> What you have to do
Select all lines in the records that include "series".

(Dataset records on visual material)
↓↓↓
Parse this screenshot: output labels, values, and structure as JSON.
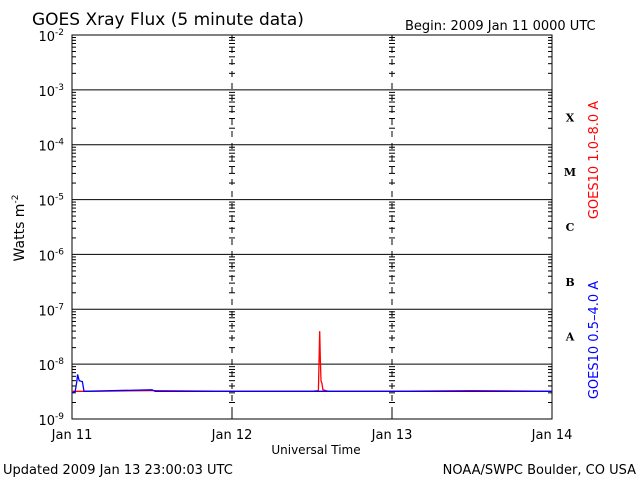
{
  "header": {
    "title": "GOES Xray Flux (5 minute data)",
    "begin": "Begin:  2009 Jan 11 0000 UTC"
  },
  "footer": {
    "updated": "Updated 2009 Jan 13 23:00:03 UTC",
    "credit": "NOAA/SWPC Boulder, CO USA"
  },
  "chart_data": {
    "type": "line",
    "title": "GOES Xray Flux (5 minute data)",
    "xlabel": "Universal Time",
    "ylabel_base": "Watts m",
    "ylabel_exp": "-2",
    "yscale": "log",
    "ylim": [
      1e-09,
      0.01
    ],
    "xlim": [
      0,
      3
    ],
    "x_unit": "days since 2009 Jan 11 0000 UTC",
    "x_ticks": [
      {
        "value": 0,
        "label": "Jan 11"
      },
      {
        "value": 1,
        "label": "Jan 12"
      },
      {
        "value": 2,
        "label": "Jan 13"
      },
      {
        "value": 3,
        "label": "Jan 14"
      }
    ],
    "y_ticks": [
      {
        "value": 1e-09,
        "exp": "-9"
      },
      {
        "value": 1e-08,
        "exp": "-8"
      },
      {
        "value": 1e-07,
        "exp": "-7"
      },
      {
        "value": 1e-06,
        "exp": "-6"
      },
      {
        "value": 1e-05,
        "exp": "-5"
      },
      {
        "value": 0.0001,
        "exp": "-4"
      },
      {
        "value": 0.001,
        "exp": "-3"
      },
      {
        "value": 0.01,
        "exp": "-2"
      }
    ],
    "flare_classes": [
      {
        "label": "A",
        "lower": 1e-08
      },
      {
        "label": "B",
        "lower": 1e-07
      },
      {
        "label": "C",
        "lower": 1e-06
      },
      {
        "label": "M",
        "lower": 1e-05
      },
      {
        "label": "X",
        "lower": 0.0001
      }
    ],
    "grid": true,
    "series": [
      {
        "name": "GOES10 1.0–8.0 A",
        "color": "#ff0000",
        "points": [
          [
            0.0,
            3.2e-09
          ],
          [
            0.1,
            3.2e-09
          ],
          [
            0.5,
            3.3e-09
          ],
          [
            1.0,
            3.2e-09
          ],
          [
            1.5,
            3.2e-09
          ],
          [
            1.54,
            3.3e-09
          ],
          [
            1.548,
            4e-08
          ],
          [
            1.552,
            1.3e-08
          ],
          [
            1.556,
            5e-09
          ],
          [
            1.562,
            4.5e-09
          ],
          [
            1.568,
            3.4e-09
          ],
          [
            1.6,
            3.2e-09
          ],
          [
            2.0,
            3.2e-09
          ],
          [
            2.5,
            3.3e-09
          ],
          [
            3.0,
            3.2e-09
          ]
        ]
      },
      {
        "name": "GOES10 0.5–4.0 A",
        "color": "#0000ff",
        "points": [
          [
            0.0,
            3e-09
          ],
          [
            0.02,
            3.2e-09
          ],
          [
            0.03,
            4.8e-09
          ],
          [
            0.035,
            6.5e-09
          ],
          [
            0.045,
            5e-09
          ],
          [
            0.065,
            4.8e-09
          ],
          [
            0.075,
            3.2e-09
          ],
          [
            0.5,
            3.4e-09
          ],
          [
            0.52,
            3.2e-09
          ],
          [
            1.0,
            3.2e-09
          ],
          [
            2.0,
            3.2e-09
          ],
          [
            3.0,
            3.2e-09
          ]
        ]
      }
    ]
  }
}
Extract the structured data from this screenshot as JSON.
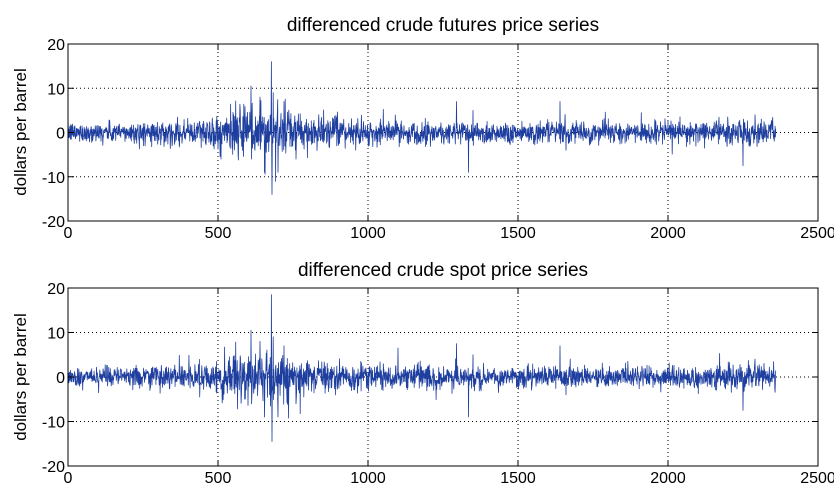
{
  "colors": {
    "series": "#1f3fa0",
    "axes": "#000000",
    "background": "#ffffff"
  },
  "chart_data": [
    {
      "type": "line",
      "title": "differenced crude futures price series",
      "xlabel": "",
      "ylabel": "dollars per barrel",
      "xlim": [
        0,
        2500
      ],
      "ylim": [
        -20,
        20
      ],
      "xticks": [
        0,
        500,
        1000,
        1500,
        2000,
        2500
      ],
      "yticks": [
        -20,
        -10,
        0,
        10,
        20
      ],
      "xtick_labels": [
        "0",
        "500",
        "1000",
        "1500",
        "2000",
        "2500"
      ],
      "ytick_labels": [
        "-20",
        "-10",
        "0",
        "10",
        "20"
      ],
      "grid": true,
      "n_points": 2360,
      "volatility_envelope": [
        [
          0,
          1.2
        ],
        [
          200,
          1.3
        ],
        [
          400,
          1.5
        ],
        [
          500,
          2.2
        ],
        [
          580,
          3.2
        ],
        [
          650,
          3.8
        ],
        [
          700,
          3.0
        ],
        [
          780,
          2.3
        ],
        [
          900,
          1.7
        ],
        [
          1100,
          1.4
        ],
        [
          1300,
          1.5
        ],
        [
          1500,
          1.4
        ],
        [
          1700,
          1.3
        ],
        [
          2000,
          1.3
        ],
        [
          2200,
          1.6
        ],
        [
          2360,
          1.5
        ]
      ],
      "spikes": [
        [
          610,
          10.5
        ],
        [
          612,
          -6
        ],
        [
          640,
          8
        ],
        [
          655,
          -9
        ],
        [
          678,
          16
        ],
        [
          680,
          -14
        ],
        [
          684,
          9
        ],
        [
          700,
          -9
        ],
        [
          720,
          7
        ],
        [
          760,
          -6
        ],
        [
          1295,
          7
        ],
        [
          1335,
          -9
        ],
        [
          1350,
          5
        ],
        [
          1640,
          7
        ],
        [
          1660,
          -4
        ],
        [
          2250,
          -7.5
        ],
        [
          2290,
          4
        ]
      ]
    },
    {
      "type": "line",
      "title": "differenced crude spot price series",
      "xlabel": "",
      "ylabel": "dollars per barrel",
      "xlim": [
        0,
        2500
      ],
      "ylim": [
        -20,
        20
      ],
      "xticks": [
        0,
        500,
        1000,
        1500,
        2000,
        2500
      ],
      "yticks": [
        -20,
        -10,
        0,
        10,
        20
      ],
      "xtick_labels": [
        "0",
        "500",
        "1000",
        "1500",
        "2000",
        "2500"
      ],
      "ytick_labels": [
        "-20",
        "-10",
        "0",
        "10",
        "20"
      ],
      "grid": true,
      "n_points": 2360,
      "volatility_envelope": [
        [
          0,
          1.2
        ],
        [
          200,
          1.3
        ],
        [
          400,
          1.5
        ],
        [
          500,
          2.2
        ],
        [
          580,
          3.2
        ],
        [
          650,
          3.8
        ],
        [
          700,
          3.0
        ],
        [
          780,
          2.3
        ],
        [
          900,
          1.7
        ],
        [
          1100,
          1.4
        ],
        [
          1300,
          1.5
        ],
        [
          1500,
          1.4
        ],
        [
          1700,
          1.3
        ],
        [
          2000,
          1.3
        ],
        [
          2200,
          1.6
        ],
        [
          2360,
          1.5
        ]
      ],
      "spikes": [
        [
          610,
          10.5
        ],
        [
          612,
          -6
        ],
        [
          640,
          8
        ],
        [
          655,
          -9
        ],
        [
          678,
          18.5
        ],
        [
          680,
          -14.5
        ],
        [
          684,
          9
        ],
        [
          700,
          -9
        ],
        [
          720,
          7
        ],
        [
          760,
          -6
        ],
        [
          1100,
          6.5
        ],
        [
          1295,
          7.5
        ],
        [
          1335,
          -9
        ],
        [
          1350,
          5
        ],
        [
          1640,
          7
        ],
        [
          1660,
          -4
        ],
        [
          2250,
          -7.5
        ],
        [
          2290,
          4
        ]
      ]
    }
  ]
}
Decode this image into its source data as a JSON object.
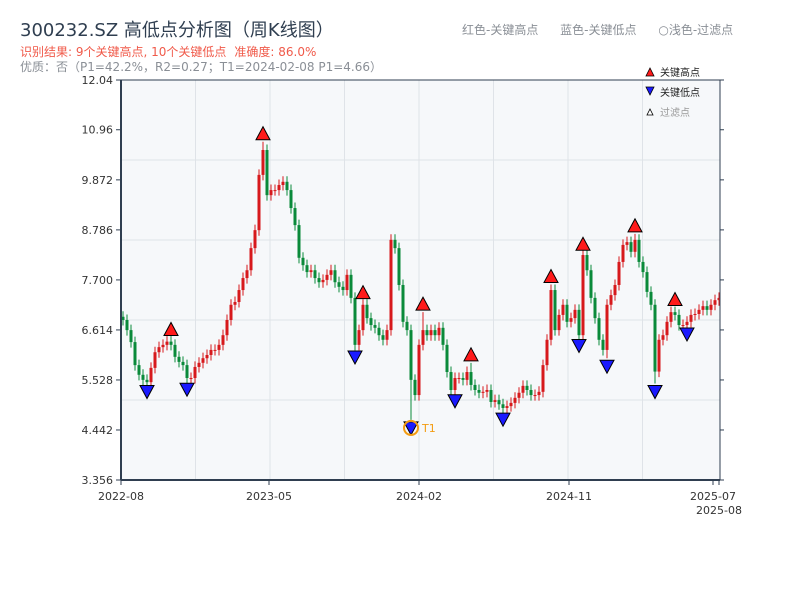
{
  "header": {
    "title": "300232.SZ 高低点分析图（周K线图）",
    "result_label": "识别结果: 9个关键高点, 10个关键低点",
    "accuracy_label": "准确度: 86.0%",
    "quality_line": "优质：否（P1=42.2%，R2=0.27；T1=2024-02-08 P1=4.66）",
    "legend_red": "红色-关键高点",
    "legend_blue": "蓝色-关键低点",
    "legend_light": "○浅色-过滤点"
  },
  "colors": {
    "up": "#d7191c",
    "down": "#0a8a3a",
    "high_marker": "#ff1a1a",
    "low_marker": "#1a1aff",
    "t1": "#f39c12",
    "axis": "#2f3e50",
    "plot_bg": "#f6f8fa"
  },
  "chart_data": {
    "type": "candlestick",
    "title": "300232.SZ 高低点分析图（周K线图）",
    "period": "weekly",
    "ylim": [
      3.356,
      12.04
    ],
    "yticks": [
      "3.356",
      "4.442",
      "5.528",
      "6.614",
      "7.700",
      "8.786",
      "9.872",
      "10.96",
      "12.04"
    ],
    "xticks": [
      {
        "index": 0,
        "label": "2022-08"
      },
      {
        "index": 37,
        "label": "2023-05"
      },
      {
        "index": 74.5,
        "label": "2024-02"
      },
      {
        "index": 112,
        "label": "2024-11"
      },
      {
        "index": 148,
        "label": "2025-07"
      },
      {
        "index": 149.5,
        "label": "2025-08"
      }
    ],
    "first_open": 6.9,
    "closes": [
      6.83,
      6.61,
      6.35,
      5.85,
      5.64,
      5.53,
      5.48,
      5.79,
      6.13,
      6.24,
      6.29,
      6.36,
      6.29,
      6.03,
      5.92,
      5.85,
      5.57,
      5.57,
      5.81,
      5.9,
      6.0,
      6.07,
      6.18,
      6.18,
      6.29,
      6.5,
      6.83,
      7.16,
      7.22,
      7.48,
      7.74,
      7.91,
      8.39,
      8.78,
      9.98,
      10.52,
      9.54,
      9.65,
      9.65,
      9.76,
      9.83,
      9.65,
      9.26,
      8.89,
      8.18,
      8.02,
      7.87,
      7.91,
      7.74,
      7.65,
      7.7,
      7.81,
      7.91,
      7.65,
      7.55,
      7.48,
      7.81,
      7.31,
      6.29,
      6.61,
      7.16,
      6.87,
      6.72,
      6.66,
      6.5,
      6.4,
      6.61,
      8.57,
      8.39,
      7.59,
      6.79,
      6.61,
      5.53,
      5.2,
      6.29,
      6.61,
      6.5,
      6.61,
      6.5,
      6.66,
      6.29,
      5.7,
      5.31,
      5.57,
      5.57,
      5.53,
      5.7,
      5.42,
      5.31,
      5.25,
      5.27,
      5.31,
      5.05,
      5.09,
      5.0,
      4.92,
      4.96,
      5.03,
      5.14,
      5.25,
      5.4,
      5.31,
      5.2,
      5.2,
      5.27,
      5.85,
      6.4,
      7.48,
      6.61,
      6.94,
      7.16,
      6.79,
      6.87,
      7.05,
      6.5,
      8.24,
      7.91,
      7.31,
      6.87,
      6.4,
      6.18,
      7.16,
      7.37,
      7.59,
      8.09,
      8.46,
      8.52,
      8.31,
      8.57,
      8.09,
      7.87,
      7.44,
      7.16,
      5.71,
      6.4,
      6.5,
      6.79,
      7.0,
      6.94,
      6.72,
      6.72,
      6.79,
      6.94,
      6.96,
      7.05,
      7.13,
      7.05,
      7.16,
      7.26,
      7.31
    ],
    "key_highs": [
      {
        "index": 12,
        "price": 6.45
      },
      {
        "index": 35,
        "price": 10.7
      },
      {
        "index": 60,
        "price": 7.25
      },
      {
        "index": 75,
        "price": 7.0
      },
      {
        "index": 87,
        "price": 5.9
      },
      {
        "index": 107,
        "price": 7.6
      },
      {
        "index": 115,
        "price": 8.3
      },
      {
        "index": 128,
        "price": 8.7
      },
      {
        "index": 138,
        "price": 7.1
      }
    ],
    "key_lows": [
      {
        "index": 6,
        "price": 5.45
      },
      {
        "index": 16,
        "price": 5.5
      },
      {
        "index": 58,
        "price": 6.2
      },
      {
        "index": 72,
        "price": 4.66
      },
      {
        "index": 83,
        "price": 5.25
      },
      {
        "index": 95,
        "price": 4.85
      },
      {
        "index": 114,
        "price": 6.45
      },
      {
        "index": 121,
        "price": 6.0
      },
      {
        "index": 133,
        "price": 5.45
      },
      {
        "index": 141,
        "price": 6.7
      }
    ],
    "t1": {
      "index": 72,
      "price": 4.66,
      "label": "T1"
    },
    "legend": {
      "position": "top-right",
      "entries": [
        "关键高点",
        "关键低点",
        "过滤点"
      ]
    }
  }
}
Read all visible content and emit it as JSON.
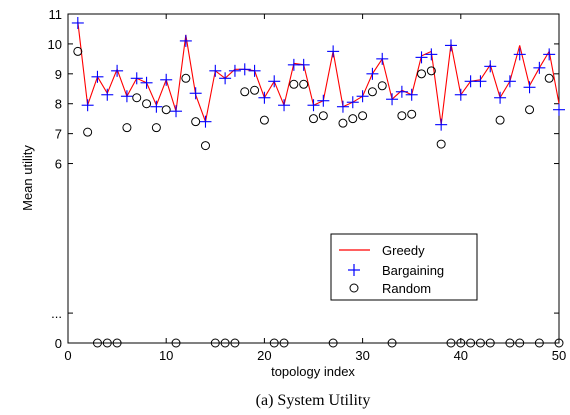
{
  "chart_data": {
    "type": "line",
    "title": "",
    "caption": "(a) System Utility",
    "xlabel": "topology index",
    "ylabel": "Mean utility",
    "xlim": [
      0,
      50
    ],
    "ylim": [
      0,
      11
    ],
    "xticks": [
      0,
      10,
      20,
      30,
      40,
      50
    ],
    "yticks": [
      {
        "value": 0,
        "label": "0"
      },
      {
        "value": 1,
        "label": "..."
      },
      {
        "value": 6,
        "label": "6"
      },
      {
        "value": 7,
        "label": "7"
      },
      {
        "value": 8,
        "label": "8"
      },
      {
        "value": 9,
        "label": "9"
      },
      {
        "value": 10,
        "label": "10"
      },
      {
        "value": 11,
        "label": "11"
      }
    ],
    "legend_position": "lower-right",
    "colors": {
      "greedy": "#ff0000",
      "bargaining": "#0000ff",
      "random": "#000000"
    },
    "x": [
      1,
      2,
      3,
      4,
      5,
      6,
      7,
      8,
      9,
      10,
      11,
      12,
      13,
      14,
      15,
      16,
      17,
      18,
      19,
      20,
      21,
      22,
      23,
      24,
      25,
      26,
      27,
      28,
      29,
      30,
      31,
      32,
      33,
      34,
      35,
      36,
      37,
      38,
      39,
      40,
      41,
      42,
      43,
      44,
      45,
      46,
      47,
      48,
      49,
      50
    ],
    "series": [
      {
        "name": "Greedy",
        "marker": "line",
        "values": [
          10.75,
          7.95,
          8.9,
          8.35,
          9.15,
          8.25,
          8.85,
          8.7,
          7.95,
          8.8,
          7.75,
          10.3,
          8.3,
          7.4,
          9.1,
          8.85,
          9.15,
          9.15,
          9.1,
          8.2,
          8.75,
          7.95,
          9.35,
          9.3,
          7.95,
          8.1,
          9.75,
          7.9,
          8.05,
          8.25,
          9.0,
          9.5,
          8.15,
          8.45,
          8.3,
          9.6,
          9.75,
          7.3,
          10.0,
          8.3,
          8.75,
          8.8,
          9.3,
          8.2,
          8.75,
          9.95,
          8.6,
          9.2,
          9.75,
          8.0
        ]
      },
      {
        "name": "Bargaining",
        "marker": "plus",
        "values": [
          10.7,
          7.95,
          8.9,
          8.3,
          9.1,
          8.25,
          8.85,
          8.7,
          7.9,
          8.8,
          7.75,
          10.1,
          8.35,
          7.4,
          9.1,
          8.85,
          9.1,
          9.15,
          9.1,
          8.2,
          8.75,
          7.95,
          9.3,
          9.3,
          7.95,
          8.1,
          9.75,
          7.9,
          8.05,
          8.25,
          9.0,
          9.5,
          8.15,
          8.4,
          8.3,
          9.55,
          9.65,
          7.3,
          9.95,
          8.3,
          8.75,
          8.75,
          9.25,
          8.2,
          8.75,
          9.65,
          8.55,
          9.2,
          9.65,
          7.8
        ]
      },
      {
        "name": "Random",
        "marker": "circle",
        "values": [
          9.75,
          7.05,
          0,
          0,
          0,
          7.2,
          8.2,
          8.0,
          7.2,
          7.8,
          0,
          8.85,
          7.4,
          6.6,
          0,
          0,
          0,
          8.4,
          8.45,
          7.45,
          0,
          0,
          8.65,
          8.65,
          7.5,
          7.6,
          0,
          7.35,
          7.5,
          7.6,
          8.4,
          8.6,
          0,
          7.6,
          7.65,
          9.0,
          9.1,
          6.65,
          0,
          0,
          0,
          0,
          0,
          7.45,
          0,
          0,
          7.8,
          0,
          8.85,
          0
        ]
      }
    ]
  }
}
↑↑↑
> Reply to the task
    "series": [
    "series": "#1f3fa0",
      "title": "differenced crude futures price series",
      "title": "differenced crude spot price series",
    "series": [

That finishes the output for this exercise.